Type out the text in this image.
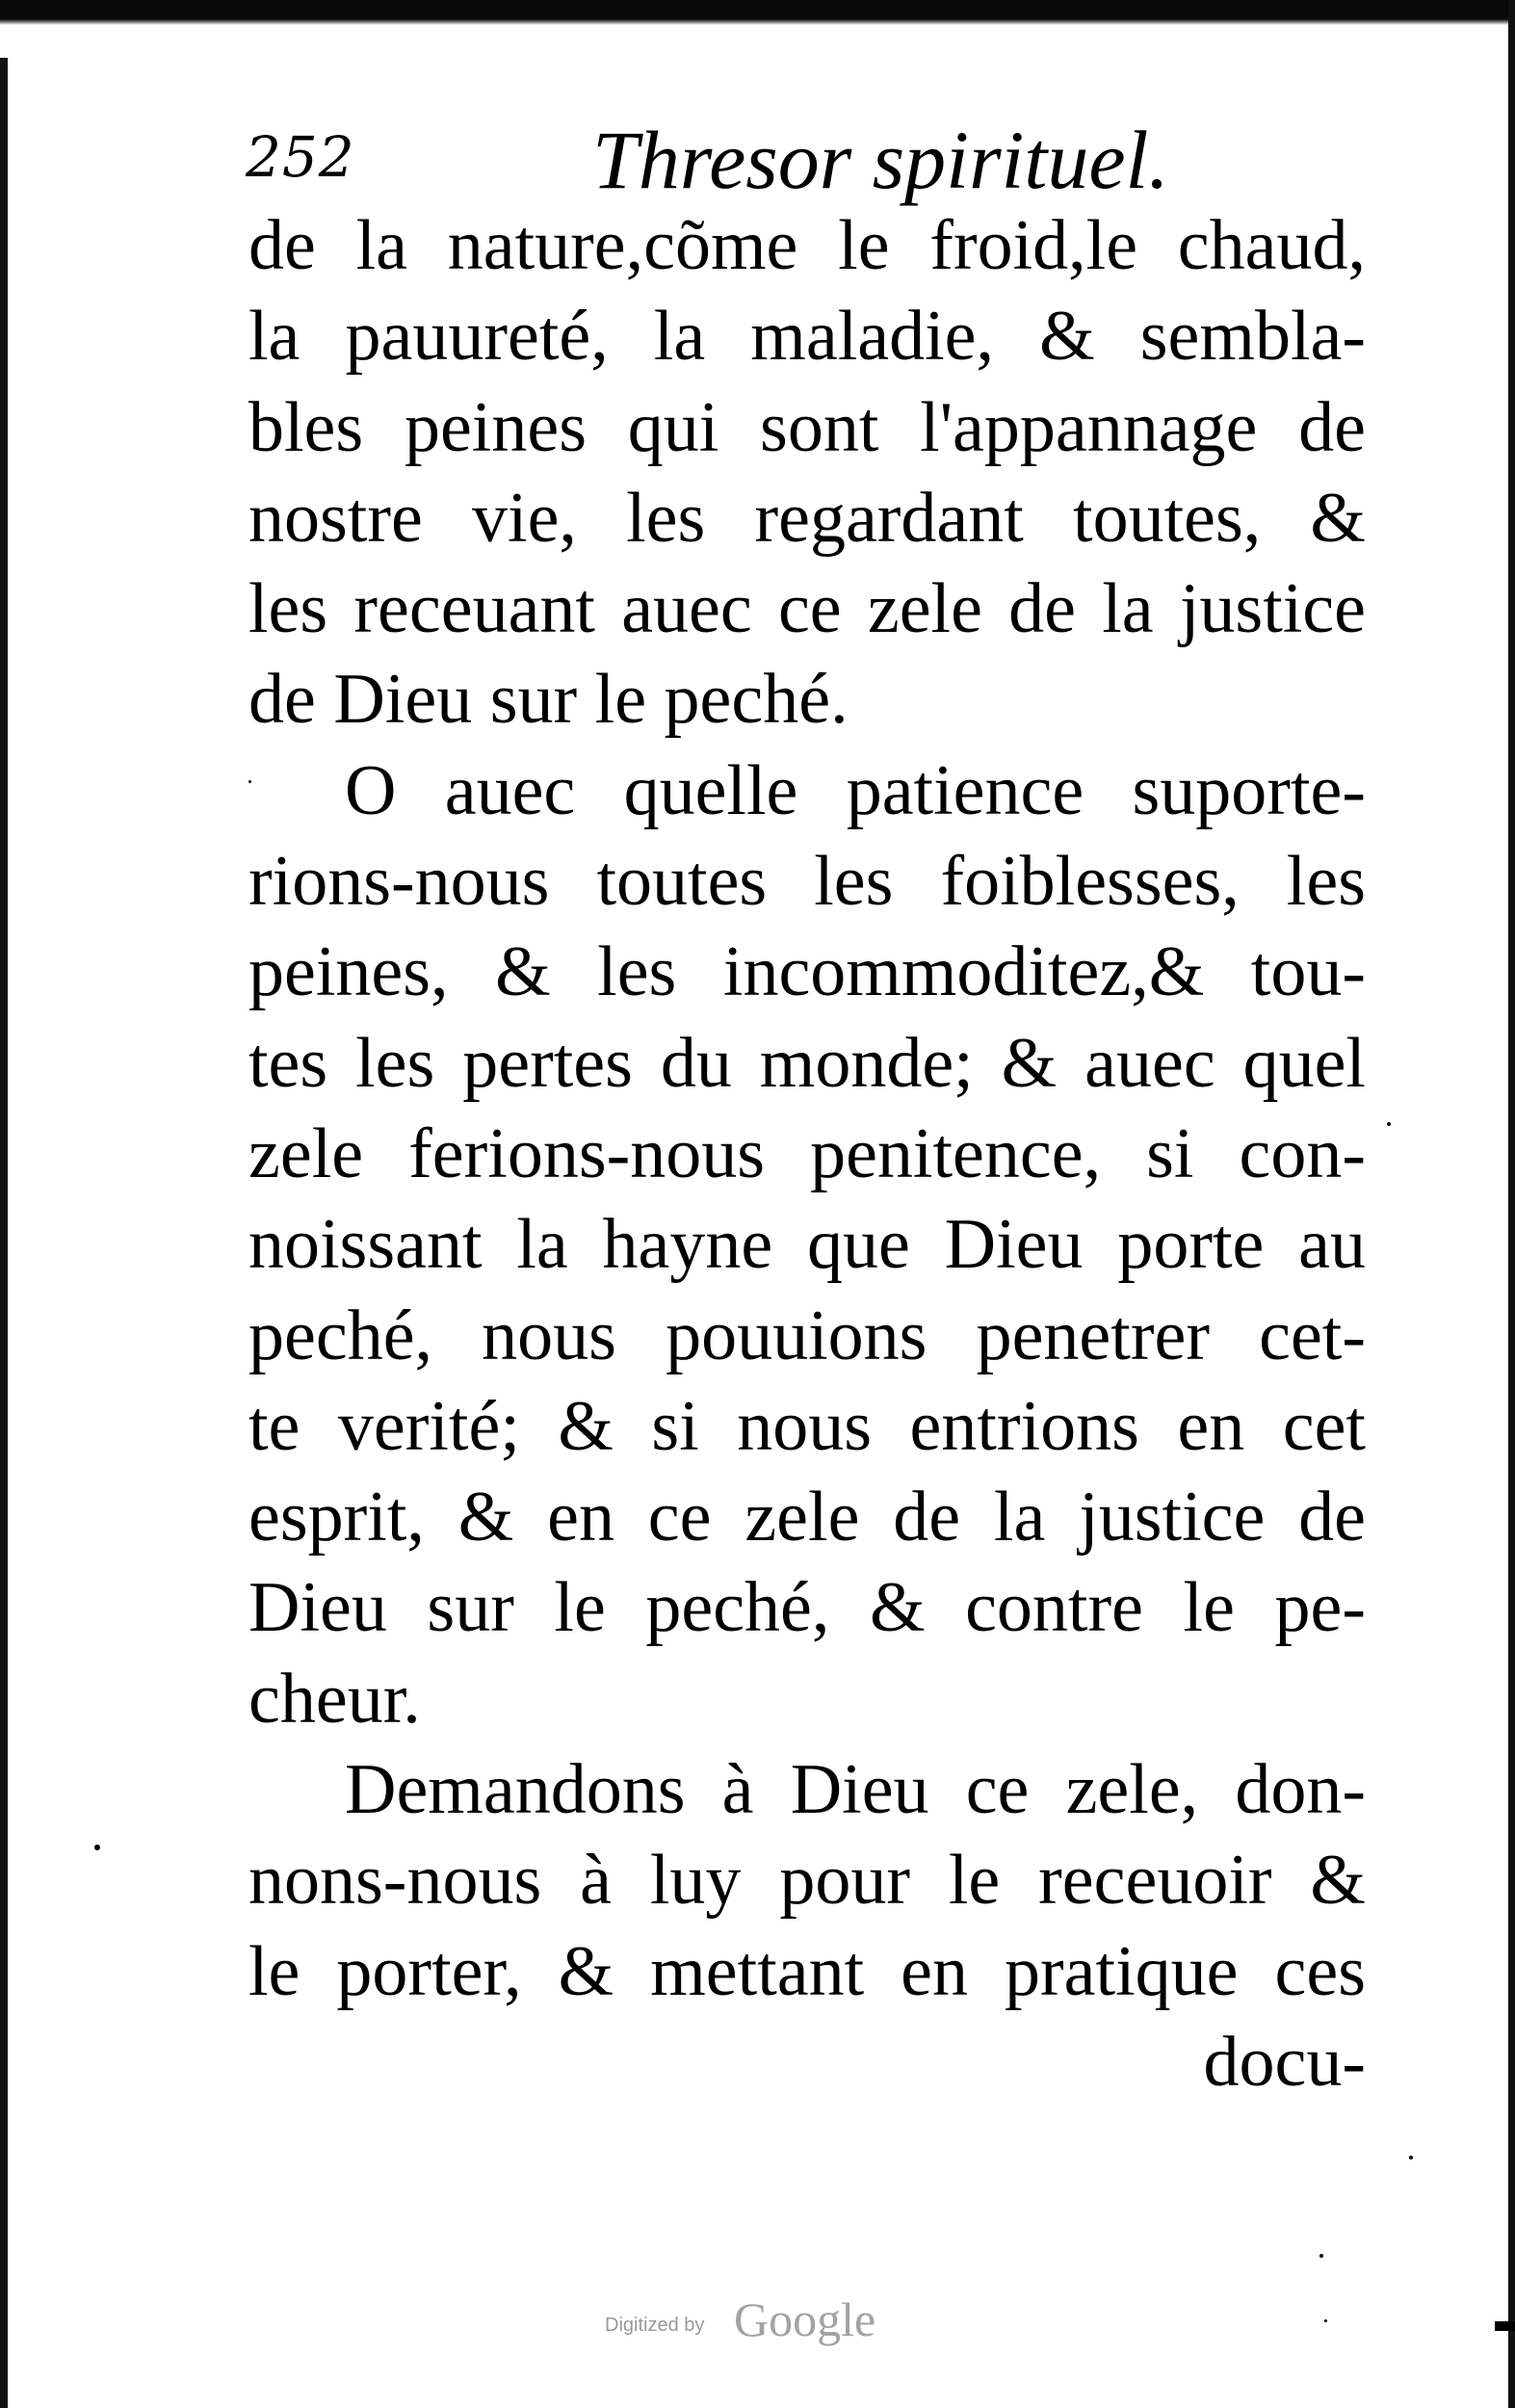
252	Thresor spirituel.
de la nature,cõme le froid,le chaud,
la pauureté, la maladie, & sembla-
bles peines qui sont l'appannage de
nostre vie, les regardant toutes, &
les receuant auec ce zele de la justice
de Dieu sur le peché.
O auec quelle patience suporte-
rions-nous toutes les foiblesses, les
peines, & les incommoditez,& tou-
tes les pertes du monde; & auec quel
zele ferions-nous penitence, si con-
noissant la hayne que Dieu porte au
peché, nous pouuions penetrer cet-
te verité; & si nous entrions en cet
esprit, & en ce zele de la justice de
Dieu sur le peché, & contre le pe-
cheur.
Demandons à Dieu ce zele, don-
nons-nous à luy pour le receuoir &
le porter, & mettant en pratique ces
docu-
Digitized by Google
-=-=-=-=-
What is being asked: Choose all lines containing the string "toutes" and copy them out.

The answer:
nostre vie, les regardant toutes, &
rions-nous toutes les foiblesses, les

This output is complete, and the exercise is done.